▶ _Exercise instructions_: Write the records below out again exactly as given, with no images.

[start Data rows]

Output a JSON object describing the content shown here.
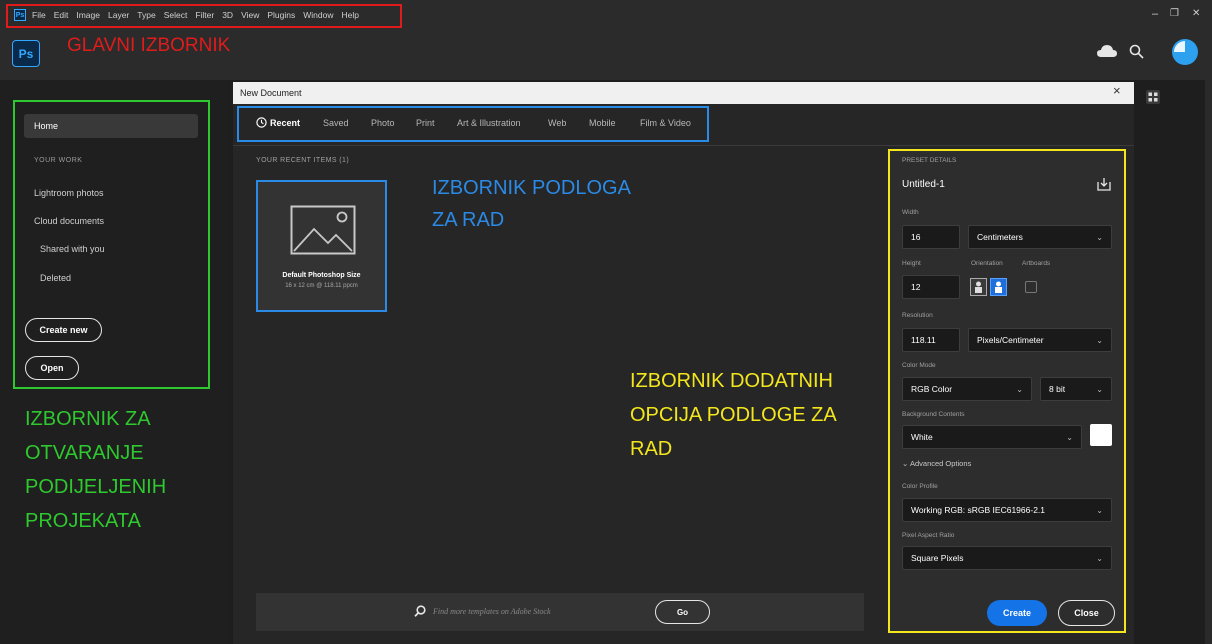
{
  "menubar": {
    "app_icon": "Ps",
    "items": [
      "File",
      "Edit",
      "Image",
      "Layer",
      "Type",
      "Select",
      "Filter",
      "3D",
      "View",
      "Plugins",
      "Window",
      "Help"
    ]
  },
  "appbar": {
    "logo": "Ps",
    "icons": [
      "cloud-icon",
      "search-icon",
      "avatar"
    ]
  },
  "sidebar": {
    "home": "Home",
    "section_label": "YOUR WORK",
    "links": [
      "Lightroom photos",
      "Cloud documents",
      "Shared with you",
      "Deleted"
    ],
    "create_new": "Create new",
    "open": "Open"
  },
  "dialog": {
    "title": "New Document",
    "close": "×",
    "tabs": [
      "Recent",
      "Saved",
      "Photo",
      "Print",
      "Art & Illustration",
      "Web",
      "Mobile",
      "Film & Video"
    ],
    "recent_heading": "YOUR RECENT ITEMS  (1)",
    "recent_item": {
      "name": "Default Photoshop Size",
      "details": "16 x 12 cm @ 118.11 ppcm"
    },
    "stock_placeholder": "Find more templates on Adobe Stock",
    "go": "Go"
  },
  "preset": {
    "heading": "PRESET DETAILS",
    "name": "Untitled-1",
    "width_label": "Width",
    "width_value": "16",
    "width_unit": "Centimeters",
    "height_label": "Height",
    "height_value": "12",
    "orientation_label": "Orientation",
    "artboards_label": "Artboards",
    "resolution_label": "Resolution",
    "resolution_value": "118.11",
    "resolution_unit": "Pixels/Centimeter",
    "color_mode_label": "Color Mode",
    "color_mode": "RGB Color",
    "bit_depth": "8 bit",
    "background_label": "Background Contents",
    "background": "White",
    "advanced": "Advanced Options",
    "color_profile_label": "Color Profile",
    "color_profile": "Working RGB: sRGB IEC61966-2.1",
    "pixel_aspect_label": "Pixel Aspect Ratio",
    "pixel_aspect": "Square Pixels",
    "create": "Create",
    "close": "Close"
  },
  "annotations": {
    "main_menu": "GLAVNI IZBORNIK",
    "canvas_menu_1": "IZBORNIK PODLOGA",
    "canvas_menu_2": "ZA RAD",
    "left_menu": [
      "IZBORNIK ZA",
      "OTVARANJE",
      "PODIJELJENIH",
      "PROJEKATA"
    ],
    "options_menu": [
      "IZBORNIK DODATNIH",
      "OPCIJA PODLOGE ZA",
      "RAD"
    ]
  },
  "colors": {
    "red": "#e01b1b",
    "blue": "#2a8ae6",
    "green": "#2ec92e",
    "yellow": "#f4e61c",
    "accent": "#1473e6"
  }
}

[end Data rows]

▶ _Written solution_:
Output a JSON object describing the content shown here.
{
  "menubar": {
    "app_icon": "Ps",
    "items": [
      "File",
      "Edit",
      "Image",
      "Layer",
      "Type",
      "Select",
      "Filter",
      "3D",
      "View",
      "Plugins",
      "Window",
      "Help"
    ]
  },
  "appbar": {
    "logo": "Ps",
    "icons": [
      "cloud-icon",
      "search-icon",
      "avatar"
    ]
  },
  "sidebar": {
    "home": "Home",
    "section_label": "YOUR WORK",
    "links": [
      "Lightroom photos",
      "Cloud documents",
      "Shared with you",
      "Deleted"
    ],
    "create_new": "Create new",
    "open": "Open"
  },
  "dialog": {
    "title": "New Document",
    "close": "×",
    "tabs": [
      "Recent",
      "Saved",
      "Photo",
      "Print",
      "Art & Illustration",
      "Web",
      "Mobile",
      "Film & Video"
    ],
    "recent_heading": "YOUR RECENT ITEMS  (1)",
    "recent_item": {
      "name": "Default Photoshop Size",
      "details": "16 x 12 cm @ 118.11 ppcm"
    },
    "stock_placeholder": "Find more templates on Adobe Stock",
    "go": "Go"
  },
  "preset": {
    "heading": "PRESET DETAILS",
    "name": "Untitled-1",
    "width_label": "Width",
    "width_value": "16",
    "width_unit": "Centimeters",
    "height_label": "Height",
    "height_value": "12",
    "orientation_label": "Orientation",
    "artboards_label": "Artboards",
    "resolution_label": "Resolution",
    "resolution_value": "118.11",
    "resolution_unit": "Pixels/Centimeter",
    "color_mode_label": "Color Mode",
    "color_mode": "RGB Color",
    "bit_depth": "8 bit",
    "background_label": "Background Contents",
    "background": "White",
    "advanced": "Advanced Options",
    "color_profile_label": "Color Profile",
    "color_profile": "Working RGB: sRGB IEC61966-2.1",
    "pixel_aspect_label": "Pixel Aspect Ratio",
    "pixel_aspect": "Square Pixels",
    "create": "Create",
    "close": "Close"
  },
  "annotations": {
    "main_menu": "GLAVNI IZBORNIK",
    "canvas_menu_1": "IZBORNIK PODLOGA",
    "canvas_menu_2": "ZA RAD",
    "left_menu": [
      "IZBORNIK ZA",
      "OTVARANJE",
      "PODIJELJENIH",
      "PROJEKATA"
    ],
    "options_menu": [
      "IZBORNIK DODATNIH",
      "OPCIJA PODLOGE ZA",
      "RAD"
    ]
  },
  "colors": {
    "red": "#e01b1b",
    "blue": "#2a8ae6",
    "green": "#2ec92e",
    "yellow": "#f4e61c",
    "accent": "#1473e6"
  }
}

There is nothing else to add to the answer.